* THE EXERCISE
Do any lines in the data below contain "sobe"? If so, copy every one of them.

— START OF DATA SUPPLIED —

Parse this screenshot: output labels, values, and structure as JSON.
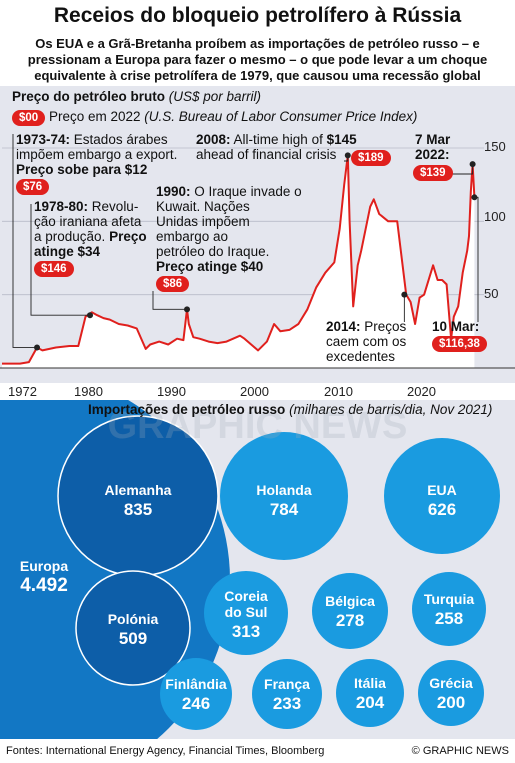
{
  "header": {
    "title": "Receios do bloqueio petrolífero à Rússia",
    "subtitle": "Os EUA e a Grã-Bretanha proíbem as importações de petróleo russo – e pressionam a Europa para fazer o mesmo – o que pode levar a um choque equivalente à crise petrolífera de 1979, que causou uma recessão global"
  },
  "colors": {
    "price_line": "#e0201d",
    "area_fill": "#ffffff",
    "panel_bg": "#e4e6ee",
    "bubble_light": "#1a9be0",
    "bubble_europe": "#1277c4",
    "bubble_dark": "#0d5ea8"
  },
  "oil_chart": {
    "title": "Preço do petróleo bruto",
    "unit": "(US$ por barril)",
    "legend_pill": "$00",
    "legend_text": "Preço em 2022",
    "legend_source": "(U.S. Bureau of Labor Consumer Price Index)",
    "annotations": {
      "a1973_line1": "1973-74:",
      "a1973_line1b": " Estados árabes",
      "a1973_line2": "impõem embargo a export.",
      "a1973_line3": "Preço sobe para $12",
      "a1973_pill": "$76",
      "a1978_line1": "1978-80:",
      "a1978_line1b": " Revolu-",
      "a1978_line2": "ção iraniana afeta",
      "a1978_line3": "a produção.",
      "a1978_line3b": " Preço",
      "a1978_line4": "atinge $34",
      "a1978_pill": "$146",
      "a1990_line1": "1990:",
      "a1990_line1b": " O Iraque invade o",
      "a1990_line2": "Kuwait. Nações",
      "a1990_line3": "Unidas impõem",
      "a1990_line4": "embargo ao",
      "a1990_line5": "petróleo do Iraque.",
      "a1990_line6": "Preço atinge $40",
      "a1990_pill": "$86",
      "a2008_line1": "2008:",
      "a2008_line1b": " All-time high of ",
      "a2008_line1c": "$145",
      "a2008_line2": "ahead of financial crisis",
      "a2008_pill": "$189",
      "a2014_line1": "2014:",
      "a2014_line1b": " Preços",
      "a2014_line2": "caem com os",
      "a2014_line3": "excedentes",
      "mar7_line1": "7 Mar",
      "mar7_line2": "2022:",
      "mar7_pill": "$139",
      "mar10_line1": "10 Mar:",
      "mar10_pill": "$116,38"
    }
  },
  "chart_data": [
    {
      "type": "area",
      "title": "Preço do petróleo bruto",
      "ylabel": "(US$ por barril)",
      "x_ticks": [
        "1972",
        "1980",
        "1990",
        "2000",
        "2010",
        "2020"
      ],
      "y_ticks": [
        "50",
        "100",
        "150"
      ],
      "xlim": [
        1970,
        2023
      ],
      "ylim": [
        0,
        150
      ],
      "series": [
        {
          "x": [
            1970,
            1972,
            1973.0,
            1973.9,
            1974.5,
            1976,
            1977.5,
            1978.5,
            1979.3,
            1980.0,
            1980.6,
            1981.3,
            1982,
            1983,
            1984,
            1985,
            1986.0,
            1986.5,
            1987.5,
            1988.5,
            1989.5,
            1990.2,
            1990.6,
            1990.8,
            1991.3,
            1992,
            1993,
            1994,
            1995,
            1996.5,
            1997,
            1998.5,
            1999.5,
            2000.3,
            2001,
            2002,
            2003,
            2004,
            2005,
            2006,
            2007,
            2007.6,
            2008.1,
            2008.5,
            2008.7,
            2009.1,
            2009.6,
            2010,
            2011,
            2011.4,
            2012,
            2013,
            2014.0,
            2014.5,
            2015.0,
            2015.5,
            2016.0,
            2016.5,
            2017,
            2018,
            2018.5,
            2019,
            2019.5,
            2020.0,
            2020.3,
            2020.8,
            2021.3,
            2021.8,
            2022.0,
            2022.2,
            2022.4,
            2022.6
          ],
          "values": [
            3,
            3,
            4,
            14,
            12,
            14,
            15,
            15,
            35,
            38,
            36,
            34,
            33,
            30,
            29,
            27,
            13,
            16,
            18,
            16,
            20,
            19,
            40,
            30,
            21,
            20,
            18,
            17,
            18,
            22,
            20,
            12,
            18,
            30,
            25,
            26,
            30,
            40,
            55,
            65,
            72,
            95,
            125,
            145,
            100,
            42,
            70,
            80,
            110,
            115,
            105,
            100,
            100,
            75,
            50,
            45,
            30,
            48,
            50,
            70,
            60,
            60,
            57,
            20,
            35,
            42,
            65,
            80,
            90,
            120,
            139,
            116.38
          ]
        }
      ],
      "annotations": [
        "1973-74: Estados árabes impõem embargo a export. Preço sobe para $12",
        "1978-80: Revolução iraniana afeta a produção. Preço atinge $34",
        "1990: O Iraque invade o Kuwait. Nações Unidas impõem embargo ao petróleo do Iraque. Preço atinge $40",
        "2008: All-time high of $145 ahead of financial crisis",
        "2014: Preços caem com os excedentes",
        "7 Mar 2022: $139",
        "10 Mar: $116,38"
      ]
    },
    {
      "type": "bubble",
      "title": "Importações de petróleo russo",
      "unit": "(milhares de barris/dia, Nov 2021)",
      "categories": [
        "Europa",
        "Alemanha",
        "Polónia",
        "Holanda",
        "EUA",
        "Coreia do Sul",
        "Bélgica",
        "Turquia",
        "Finlândia",
        "França",
        "Itália",
        "Grécia"
      ],
      "values": [
        4492,
        835,
        509,
        784,
        626,
        313,
        278,
        258,
        246,
        233,
        204,
        200
      ],
      "display_values": [
        "4.492",
        "835",
        "509",
        "784",
        "626",
        "313",
        "278",
        "258",
        "246",
        "233",
        "204",
        "200"
      ]
    }
  ],
  "imports": {
    "title": "Importações de petróleo russo",
    "unit": "(milhares de barris/dia, Nov 2021)",
    "bubbles": [
      {
        "label": "Europa",
        "value": "4.492"
      },
      {
        "label": "Alemanha",
        "value": "835"
      },
      {
        "label": "Polónia",
        "value": "509"
      },
      {
        "label": "Holanda",
        "value": "784"
      },
      {
        "label": "EUA",
        "value": "626"
      },
      {
        "label": "Coreia do Sul",
        "value": "313"
      },
      {
        "label": "Bélgica",
        "value": "278"
      },
      {
        "label": "Turquia",
        "value": "258"
      },
      {
        "label": "Finlândia",
        "value": "246"
      },
      {
        "label": "França",
        "value": "233"
      },
      {
        "label": "Itália",
        "value": "204"
      },
      {
        "label": "Grécia",
        "value": "200"
      }
    ]
  },
  "watermark": "GRAPHIC NEWS",
  "footer": {
    "sources": "Fontes: International Energy Agency, Financial Times, Bloomberg",
    "credit": "© GRAPHIC NEWS"
  }
}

— END OF DATA SUPPLIED —

* ANSWER TO THE TASK
      "a1973_line3": "Preço sobe para $12",
        "1973-74: Estados árabes impõem embargo a export. Preço sobe para $12",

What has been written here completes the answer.